[Stored data]

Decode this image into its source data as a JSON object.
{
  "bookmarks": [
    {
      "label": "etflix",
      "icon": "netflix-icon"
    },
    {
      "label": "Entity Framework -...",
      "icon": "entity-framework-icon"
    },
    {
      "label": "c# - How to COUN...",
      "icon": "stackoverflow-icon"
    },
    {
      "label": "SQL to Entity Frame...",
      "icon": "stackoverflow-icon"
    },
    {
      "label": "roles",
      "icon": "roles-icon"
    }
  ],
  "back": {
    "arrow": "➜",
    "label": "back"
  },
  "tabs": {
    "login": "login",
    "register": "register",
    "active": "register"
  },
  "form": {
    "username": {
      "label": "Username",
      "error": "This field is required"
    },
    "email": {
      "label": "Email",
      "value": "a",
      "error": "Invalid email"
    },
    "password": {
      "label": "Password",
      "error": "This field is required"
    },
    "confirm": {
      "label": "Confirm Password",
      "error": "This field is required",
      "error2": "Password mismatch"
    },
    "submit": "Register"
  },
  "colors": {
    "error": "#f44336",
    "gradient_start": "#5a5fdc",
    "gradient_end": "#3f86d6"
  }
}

Given problem
Output the full listing exactly as it stands.

Answer to the task
Decode this image into its source data as a JSON object.
{
  "bookmarks": [
    {
      "label": "etflix",
      "icon": "netflix-icon"
    },
    {
      "label": "Entity Framework -...",
      "icon": "entity-framework-icon"
    },
    {
      "label": "c# - How to COUN...",
      "icon": "stackoverflow-icon"
    },
    {
      "label": "SQL to Entity Frame...",
      "icon": "stackoverflow-icon"
    },
    {
      "label": "roles",
      "icon": "roles-icon"
    }
  ],
  "back": {
    "arrow": "➜",
    "label": "back"
  },
  "tabs": {
    "login": "login",
    "register": "register",
    "active": "register"
  },
  "form": {
    "username": {
      "label": "Username",
      "error": "This field is required"
    },
    "email": {
      "label": "Email",
      "value": "a",
      "error": "Invalid email"
    },
    "password": {
      "label": "Password",
      "error": "This field is required"
    },
    "confirm": {
      "label": "Confirm Password",
      "error": "This field is required",
      "error2": "Password mismatch"
    },
    "submit": "Register"
  },
  "colors": {
    "error": "#f44336",
    "gradient_start": "#5a5fdc",
    "gradient_end": "#3f86d6"
  }
}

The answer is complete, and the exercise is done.